Element and region data:
-- Start --
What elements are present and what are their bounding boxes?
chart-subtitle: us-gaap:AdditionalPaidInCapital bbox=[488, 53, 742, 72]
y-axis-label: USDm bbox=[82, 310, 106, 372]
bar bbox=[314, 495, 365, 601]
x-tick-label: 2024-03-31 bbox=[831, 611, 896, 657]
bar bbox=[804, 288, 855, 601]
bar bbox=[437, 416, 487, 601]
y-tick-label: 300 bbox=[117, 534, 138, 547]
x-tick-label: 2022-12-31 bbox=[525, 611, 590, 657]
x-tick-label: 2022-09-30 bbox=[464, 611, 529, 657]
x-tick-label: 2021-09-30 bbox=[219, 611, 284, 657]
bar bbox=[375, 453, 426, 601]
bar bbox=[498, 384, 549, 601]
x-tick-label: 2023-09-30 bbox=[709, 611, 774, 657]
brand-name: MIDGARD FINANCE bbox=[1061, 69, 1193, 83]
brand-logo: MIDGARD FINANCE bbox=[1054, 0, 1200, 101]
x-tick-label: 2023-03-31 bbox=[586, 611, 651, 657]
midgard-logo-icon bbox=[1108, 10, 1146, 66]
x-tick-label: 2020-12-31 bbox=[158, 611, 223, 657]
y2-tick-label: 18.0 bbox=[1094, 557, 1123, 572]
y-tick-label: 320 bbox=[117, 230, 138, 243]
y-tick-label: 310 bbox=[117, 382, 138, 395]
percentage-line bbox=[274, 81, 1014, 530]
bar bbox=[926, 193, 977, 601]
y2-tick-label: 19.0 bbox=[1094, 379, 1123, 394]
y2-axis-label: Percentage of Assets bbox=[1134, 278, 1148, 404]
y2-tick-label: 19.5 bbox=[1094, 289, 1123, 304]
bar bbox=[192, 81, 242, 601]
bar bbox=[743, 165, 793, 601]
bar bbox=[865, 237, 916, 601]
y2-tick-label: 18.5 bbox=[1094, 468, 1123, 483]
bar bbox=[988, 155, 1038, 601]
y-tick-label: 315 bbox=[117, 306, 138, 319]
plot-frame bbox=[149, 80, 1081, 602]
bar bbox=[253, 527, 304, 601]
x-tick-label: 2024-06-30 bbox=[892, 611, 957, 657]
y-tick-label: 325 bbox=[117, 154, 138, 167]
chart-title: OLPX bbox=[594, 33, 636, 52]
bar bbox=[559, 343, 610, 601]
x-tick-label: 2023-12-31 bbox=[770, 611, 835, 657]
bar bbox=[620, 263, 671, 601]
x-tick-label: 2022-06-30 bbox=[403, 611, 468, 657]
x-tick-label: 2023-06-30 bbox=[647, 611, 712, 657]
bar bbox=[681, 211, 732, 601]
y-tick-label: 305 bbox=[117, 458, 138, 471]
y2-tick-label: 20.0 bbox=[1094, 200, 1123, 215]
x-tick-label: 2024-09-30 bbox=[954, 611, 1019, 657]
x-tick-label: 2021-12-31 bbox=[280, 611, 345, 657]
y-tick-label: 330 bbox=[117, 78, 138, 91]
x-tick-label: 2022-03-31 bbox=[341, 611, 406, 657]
-- End --
§ Stated problem
Rewrite all the records above with each "bar" replaced by "column", and leave everything else unchanged.

§ Answer in full
What elements are present and what are their bounding boxes?
chart-subtitle: us-gaap:AdditionalPaidInCapital bbox=[488, 53, 742, 72]
y-axis-label: USDm bbox=[82, 310, 106, 372]
column bbox=[314, 495, 365, 601]
x-tick-label: 2024-03-31 bbox=[831, 611, 896, 657]
column bbox=[804, 288, 855, 601]
column bbox=[437, 416, 487, 601]
y-tick-label: 300 bbox=[117, 534, 138, 547]
x-tick-label: 2022-12-31 bbox=[525, 611, 590, 657]
x-tick-label: 2022-09-30 bbox=[464, 611, 529, 657]
x-tick-label: 2021-09-30 bbox=[219, 611, 284, 657]
column bbox=[375, 453, 426, 601]
column bbox=[498, 384, 549, 601]
x-tick-label: 2023-09-30 bbox=[709, 611, 774, 657]
brand-name: MIDGARD FINANCE bbox=[1061, 69, 1193, 83]
brand-logo: MIDGARD FINANCE bbox=[1054, 0, 1200, 101]
x-tick-label: 2023-03-31 bbox=[586, 611, 651, 657]
midgard-logo-icon bbox=[1108, 10, 1146, 66]
x-tick-label: 2020-12-31 bbox=[158, 611, 223, 657]
y2-tick-label: 18.0 bbox=[1094, 557, 1123, 572]
y-tick-label: 320 bbox=[117, 230, 138, 243]
y-tick-label: 310 bbox=[117, 382, 138, 395]
percentage-line bbox=[274, 81, 1014, 530]
column bbox=[926, 193, 977, 601]
y2-tick-label: 19.0 bbox=[1094, 379, 1123, 394]
y2-axis-label: Percentage of Assets bbox=[1134, 278, 1148, 404]
y2-tick-label: 19.5 bbox=[1094, 289, 1123, 304]
column bbox=[192, 81, 242, 601]
column bbox=[743, 165, 793, 601]
column bbox=[865, 237, 916, 601]
y2-tick-label: 18.5 bbox=[1094, 468, 1123, 483]
column bbox=[988, 155, 1038, 601]
y-tick-label: 315 bbox=[117, 306, 138, 319]
plot-frame bbox=[149, 80, 1081, 602]
column bbox=[253, 527, 304, 601]
x-tick-label: 2024-06-30 bbox=[892, 611, 957, 657]
y-tick-label: 325 bbox=[117, 154, 138, 167]
chart-title: OLPX bbox=[594, 33, 636, 52]
column bbox=[559, 343, 610, 601]
x-tick-label: 2023-12-31 bbox=[770, 611, 835, 657]
column bbox=[620, 263, 671, 601]
x-tick-label: 2022-06-30 bbox=[403, 611, 468, 657]
x-tick-label: 2023-06-30 bbox=[647, 611, 712, 657]
column bbox=[681, 211, 732, 601]
y-tick-label: 305 bbox=[117, 458, 138, 471]
y2-tick-label: 20.0 bbox=[1094, 200, 1123, 215]
x-tick-label: 2024-09-30 bbox=[954, 611, 1019, 657]
x-tick-label: 2021-12-31 bbox=[280, 611, 345, 657]
y-tick-label: 330 bbox=[117, 78, 138, 91]
x-tick-label: 2022-03-31 bbox=[341, 611, 406, 657]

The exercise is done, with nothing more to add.